- Exercise -
Scan the listing and work out how many lines contain the word "Mean". Nothing but the number should be given.

- Records shown -
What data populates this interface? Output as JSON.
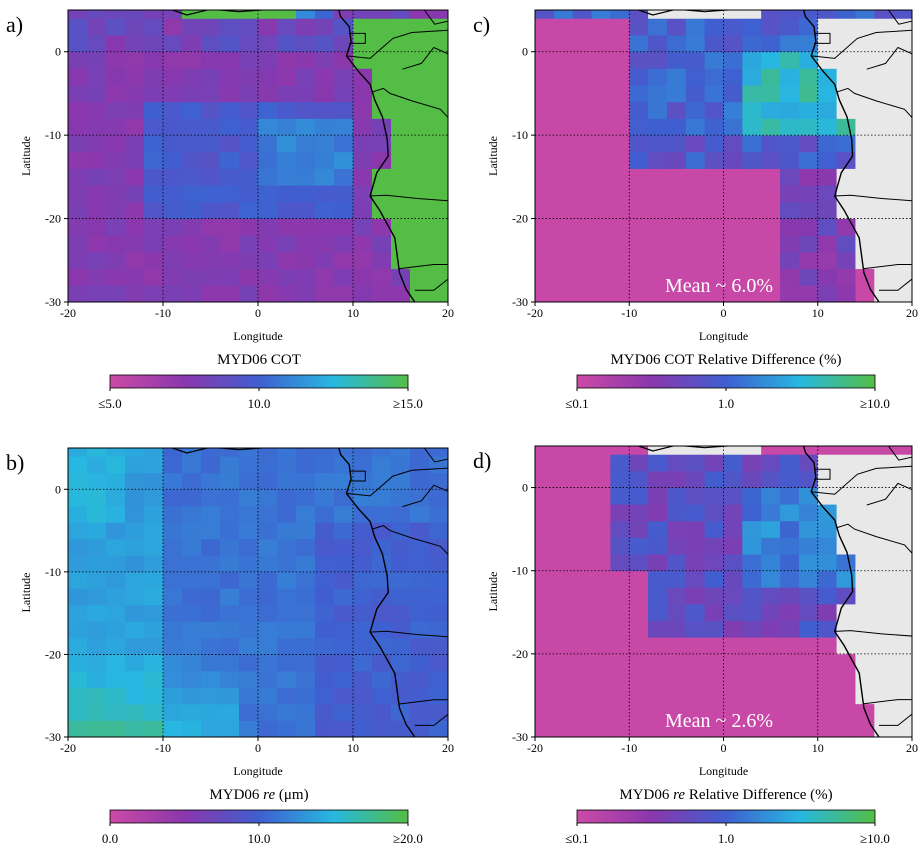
{
  "figure": {
    "panels": [
      {
        "id": "a",
        "label": "a)",
        "xlabel": "Longitude",
        "ylabel": "Latitude",
        "xticks": [
          "-20",
          "-10",
          "0",
          "10",
          "20"
        ],
        "yticks": [
          "0",
          "-10",
          "-20",
          "-30"
        ],
        "colorbar_title": "MYD06 COT",
        "colorbar_title_italic": "",
        "colorbar_title_suffix": "",
        "colorbar_ticks": [
          "≤5.0",
          "10.0",
          "≥15.0"
        ],
        "annotation": "",
        "colormap": [
          "#cc4aa6",
          "#8a37ad",
          "#3f5fd0",
          "#27b8e0",
          "#54bd45"
        ],
        "land_fill": "#54bd45"
      },
      {
        "id": "b",
        "label": "b)",
        "xlabel": "Longitude",
        "ylabel": "Latitude",
        "xticks": [
          "-20",
          "-10",
          "0",
          "10",
          "20"
        ],
        "yticks": [
          "0",
          "-10",
          "-20",
          "-30"
        ],
        "colorbar_title": "MYD06 ",
        "colorbar_title_italic": "re",
        "colorbar_title_suffix": " (μm)",
        "colorbar_ticks": [
          "0.0",
          "10.0",
          "≥20.0"
        ],
        "annotation": "",
        "colormap": [
          "#cc4aa6",
          "#8a37ad",
          "#3f5fd0",
          "#27b8e0",
          "#54bd45"
        ],
        "land_fill": ""
      },
      {
        "id": "c",
        "label": "c)",
        "xlabel": "Longitude",
        "ylabel": "Latitude",
        "xticks": [
          "-20",
          "-10",
          "0",
          "10",
          "20"
        ],
        "yticks": [
          "0",
          "-10",
          "-20",
          "-30"
        ],
        "colorbar_title": "MYD06 COT Relative Difference (%)",
        "colorbar_title_italic": "",
        "colorbar_title_suffix": "",
        "colorbar_ticks": [
          "≤0.1",
          "1.0",
          "≥10.0"
        ],
        "annotation": "Mean ~ 6.0%",
        "colormap": [
          "#cc4aa6",
          "#8a37ad",
          "#3f5fd0",
          "#27b8e0",
          "#54bd45"
        ],
        "land_fill": "#e8e8e8"
      },
      {
        "id": "d",
        "label": "d)",
        "xlabel": "Longitude",
        "ylabel": "Latitude",
        "xticks": [
          "-20",
          "-10",
          "0",
          "10",
          "20"
        ],
        "yticks": [
          "0",
          "-10",
          "-20",
          "-30"
        ],
        "colorbar_title": "MYD06 ",
        "colorbar_title_italic": "re",
        "colorbar_title_suffix": " Relative Difference (%)",
        "colorbar_ticks": [
          "≤0.1",
          "1.0",
          "≥10.0"
        ],
        "annotation": "Mean ~ 2.6%",
        "colormap": [
          "#cc4aa6",
          "#8a37ad",
          "#3f5fd0",
          "#27b8e0",
          "#54bd45"
        ],
        "land_fill": "#e8e8e8"
      }
    ]
  },
  "chart_data": [
    {
      "type": "heatmap",
      "panel": "a",
      "xlim": [
        -20,
        20
      ],
      "ylim": [
        -30,
        5
      ],
      "grid": true,
      "grid_style": "dotted",
      "value_label": "MYD06 COT",
      "value_range": [
        5.0,
        15.0
      ],
      "cell_size_deg": 2,
      "land_mask": "Africa (filled)",
      "annotation": ""
    },
    {
      "type": "heatmap",
      "panel": "b",
      "xlim": [
        -20,
        20
      ],
      "ylim": [
        -30,
        5
      ],
      "grid": true,
      "grid_style": "dotted",
      "value_label": "MYD06 re (μm)",
      "value_range": [
        0.0,
        20.0
      ],
      "cell_size_deg": 2,
      "land_mask": "none",
      "annotation": ""
    },
    {
      "type": "heatmap",
      "panel": "c",
      "xlim": [
        -20,
        20
      ],
      "ylim": [
        -30,
        5
      ],
      "grid": true,
      "grid_style": "dotted",
      "value_label": "MYD06 COT Relative Difference (%)",
      "value_range": [
        0.1,
        10.0
      ],
      "value_scale": "log",
      "cell_size_deg": 2,
      "land_mask": "Africa (gray)",
      "annotation": "Mean ~ 6.0%"
    },
    {
      "type": "heatmap",
      "panel": "d",
      "xlim": [
        -20,
        20
      ],
      "ylim": [
        -30,
        5
      ],
      "grid": true,
      "grid_style": "dotted",
      "value_label": "MYD06 re Relative Difference (%)",
      "value_range": [
        0.1,
        10.0
      ],
      "value_scale": "log",
      "cell_size_deg": 2,
      "land_mask": "Africa (gray)",
      "annotation": "Mean ~ 2.6%"
    }
  ]
}
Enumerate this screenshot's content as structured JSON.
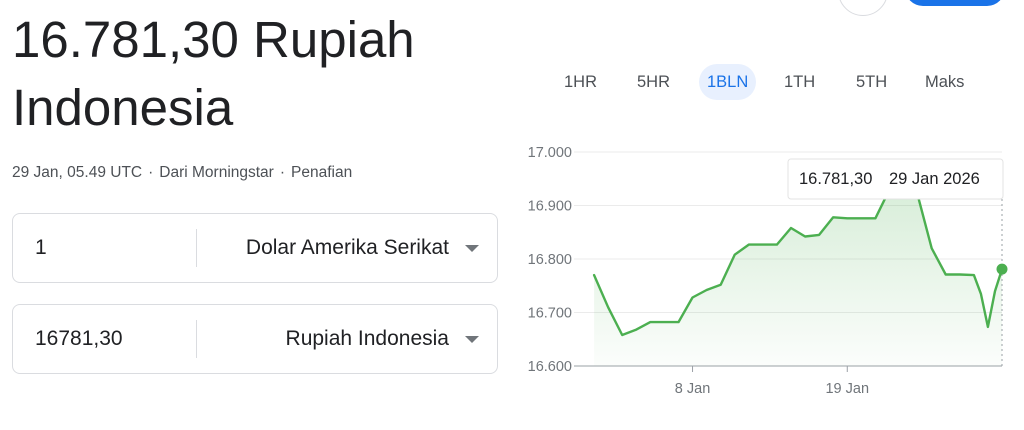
{
  "header": {
    "value_line": "16.781,30 Rupiah",
    "currency_line": "Indonesia",
    "timestamp": "29 Jan, 05.49 UTC",
    "source": "Dari Morningstar",
    "disclaimer": "Penafian",
    "separator": "·"
  },
  "converter": {
    "from": {
      "amount": "1",
      "currency": "Dolar Amerika Serikat"
    },
    "to": {
      "amount": "16781,30",
      "currency": "Rupiah Indonesia"
    }
  },
  "ranges": {
    "tabs": [
      "1HR",
      "5HR",
      "1BLN",
      "1TH",
      "5TH",
      "Maks"
    ],
    "active": "1BLN"
  },
  "tooltip": {
    "value": "16.781,30",
    "date": "29 Jan 2026"
  },
  "colors": {
    "line": "#4caf50",
    "accent": "#1a73e8"
  },
  "chart_data": {
    "type": "area",
    "ylim": [
      16600,
      17000
    ],
    "yticks": [
      16600,
      16700,
      16800,
      16900,
      17000
    ],
    "ytick_labels": [
      "16.600",
      "16.700",
      "16.800",
      "16.900",
      "17.000"
    ],
    "xlim": [
      0,
      29
    ],
    "xticks": [
      {
        "x": 8,
        "label": "8 Jan"
      },
      {
        "x": 19,
        "label": "19 Jan"
      }
    ],
    "grid": true,
    "points": [
      {
        "x": 1,
        "y": 16770
      },
      {
        "x": 2,
        "y": 16710
      },
      {
        "x": 3,
        "y": 16658
      },
      {
        "x": 4,
        "y": 16668
      },
      {
        "x": 5,
        "y": 16682
      },
      {
        "x": 6,
        "y": 16682
      },
      {
        "x": 7,
        "y": 16682
      },
      {
        "x": 8,
        "y": 16728
      },
      {
        "x": 9,
        "y": 16742
      },
      {
        "x": 10,
        "y": 16752
      },
      {
        "x": 11,
        "y": 16808
      },
      {
        "x": 12,
        "y": 16827
      },
      {
        "x": 13,
        "y": 16827
      },
      {
        "x": 14,
        "y": 16827
      },
      {
        "x": 15,
        "y": 16858
      },
      {
        "x": 16,
        "y": 16842
      },
      {
        "x": 17,
        "y": 16845
      },
      {
        "x": 18,
        "y": 16878
      },
      {
        "x": 19,
        "y": 16876
      },
      {
        "x": 20,
        "y": 16876
      },
      {
        "x": 21,
        "y": 16876
      },
      {
        "x": 22,
        "y": 16930
      },
      {
        "x": 23,
        "y": 16935
      },
      {
        "x": 24,
        "y": 16920
      },
      {
        "x": 25,
        "y": 16820
      },
      {
        "x": 26,
        "y": 16771
      },
      {
        "x": 27,
        "y": 16771
      },
      {
        "x": 28,
        "y": 16770
      },
      {
        "x": 28.5,
        "y": 16735
      },
      {
        "x": 29,
        "y": 16673
      },
      {
        "x": 29.5,
        "y": 16740
      },
      {
        "x": 30,
        "y": 16781
      }
    ]
  }
}
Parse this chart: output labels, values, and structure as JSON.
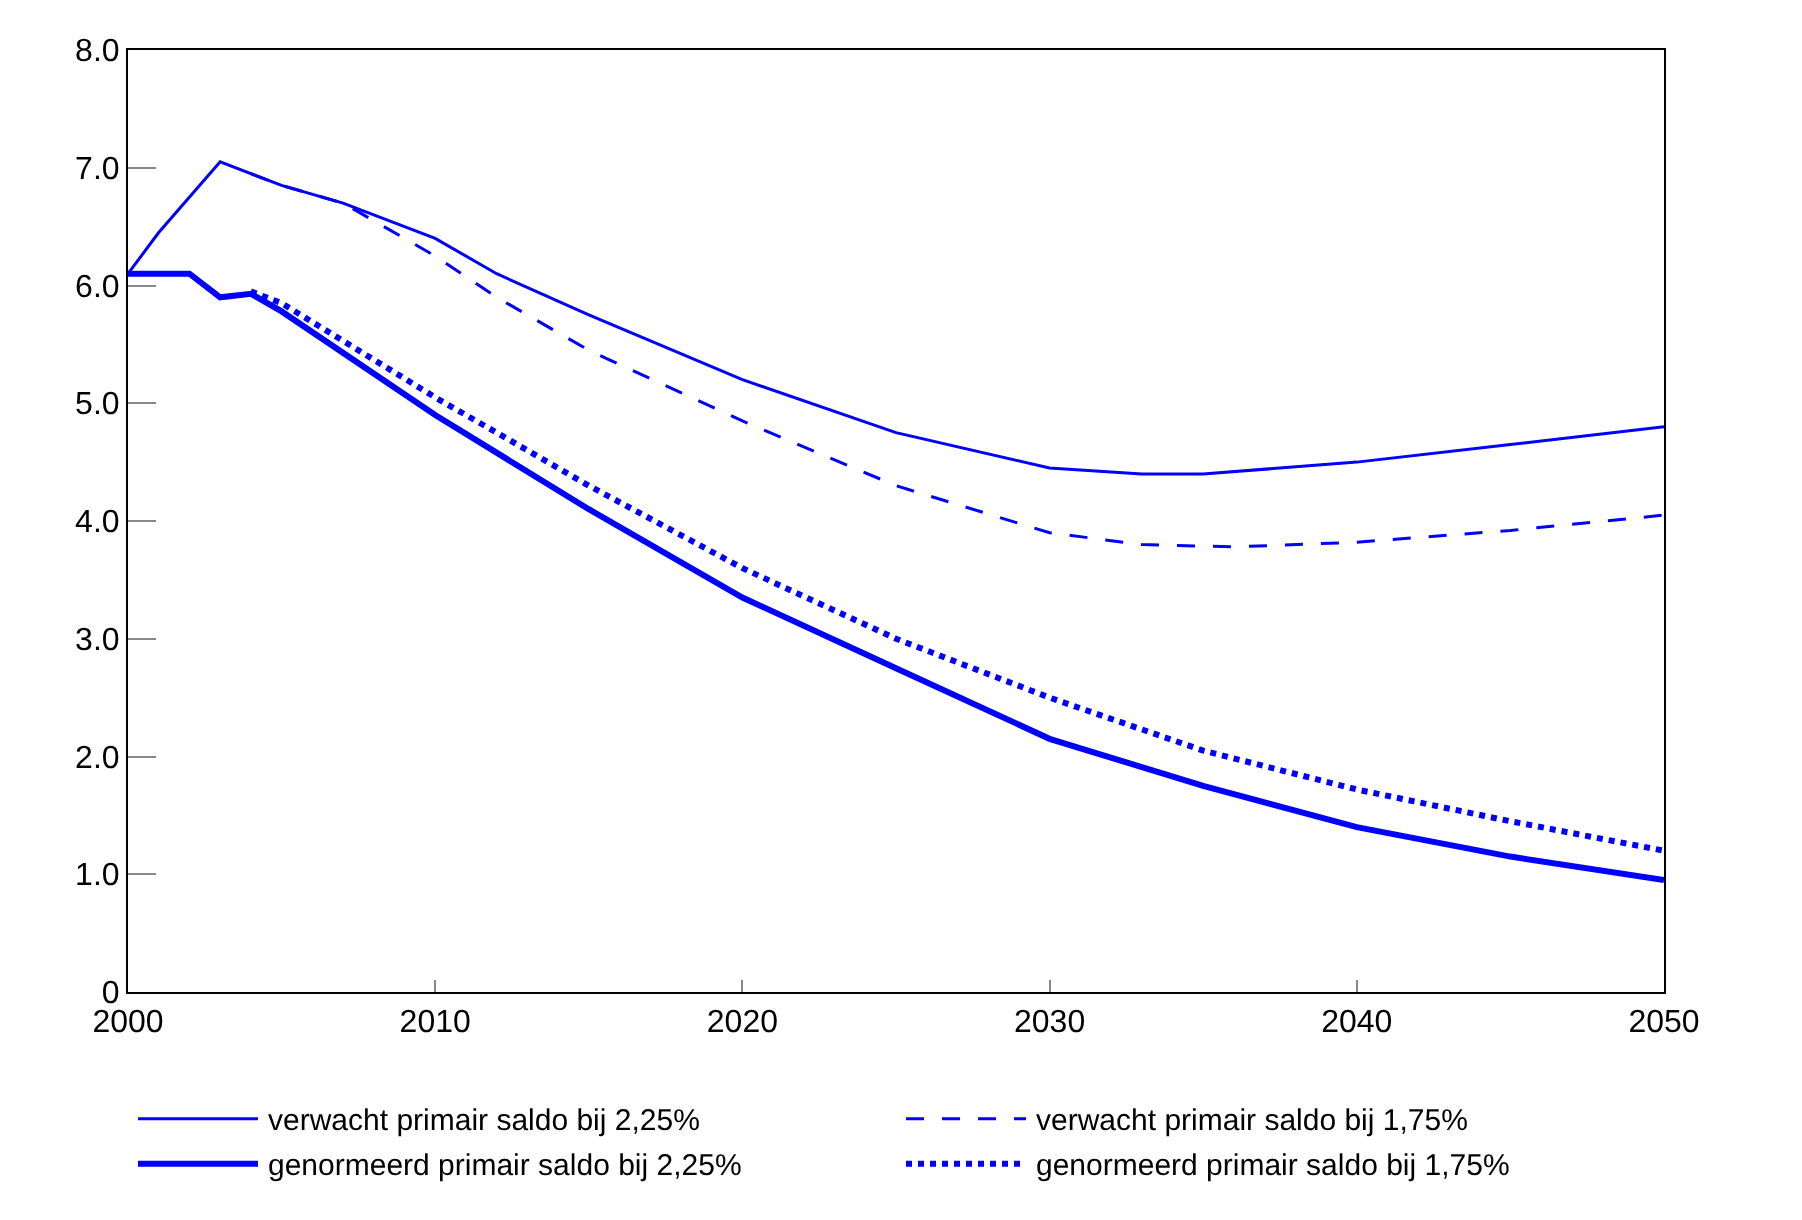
{
  "chart_data": {
    "type": "line",
    "xlim": [
      2000,
      2050
    ],
    "xticks": [
      2000,
      2010,
      2020,
      2030,
      2040,
      2050
    ],
    "ylim": [
      0,
      8
    ],
    "yticks": [
      {
        "value": 0,
        "label": "0"
      },
      {
        "value": 1,
        "label": "1.0"
      },
      {
        "value": 2,
        "label": "2.0"
      },
      {
        "value": 3,
        "label": "3.0"
      },
      {
        "value": 4,
        "label": "4.0"
      },
      {
        "value": 5,
        "label": "5.0"
      },
      {
        "value": 6,
        "label": "6.0"
      },
      {
        "value": 7,
        "label": "7.0"
      },
      {
        "value": 8,
        "label": "8.0"
      }
    ],
    "grid": false,
    "legend": "bottom",
    "marker": "none",
    "series": [
      {
        "name": "verwacht primair saldo bij 2,25%",
        "color": "#0000ff",
        "line_style": "solid",
        "x": [
          2000,
          2001,
          2003,
          2005,
          2007,
          2010,
          2012,
          2015,
          2020,
          2025,
          2030,
          2033,
          2035,
          2040,
          2045,
          2050
        ],
        "values": [
          6.1,
          6.45,
          7.05,
          6.85,
          6.7,
          6.4,
          6.1,
          5.75,
          5.2,
          4.75,
          4.45,
          4.4,
          4.4,
          4.5,
          4.65,
          4.8
        ]
      },
      {
        "name": "verwacht primair saldo bij 1,75%",
        "color": "#0000ff",
        "line_style": "dashed",
        "x": [
          2004,
          2005,
          2007,
          2010,
          2012,
          2015,
          2020,
          2025,
          2030,
          2033,
          2036,
          2040,
          2045,
          2050
        ],
        "values": [
          6.95,
          6.85,
          6.7,
          6.25,
          5.9,
          5.45,
          4.85,
          4.3,
          3.9,
          3.8,
          3.78,
          3.82,
          3.92,
          4.05
        ]
      },
      {
        "name": "genormeerd primair saldo bij 2,25%",
        "color": "#0000ff",
        "line_style": "solid",
        "x": [
          2000,
          2002,
          2003,
          2004,
          2005,
          2010,
          2015,
          2020,
          2025,
          2030,
          2035,
          2040,
          2045,
          2050
        ],
        "values": [
          6.1,
          6.1,
          5.9,
          5.93,
          5.78,
          4.9,
          4.1,
          3.35,
          2.75,
          2.15,
          1.75,
          1.4,
          1.15,
          0.95
        ]
      },
      {
        "name": "genormeerd primair saldo bij 1,75%",
        "color": "#0000ff",
        "line_style": "dotted",
        "x": [
          2004,
          2005,
          2010,
          2015,
          2020,
          2025,
          2030,
          2035,
          2040,
          2045,
          2050
        ],
        "values": [
          5.95,
          5.85,
          5.05,
          4.3,
          3.6,
          3.0,
          2.5,
          2.05,
          1.72,
          1.45,
          1.2
        ]
      }
    ]
  }
}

- Result of the exercise -
4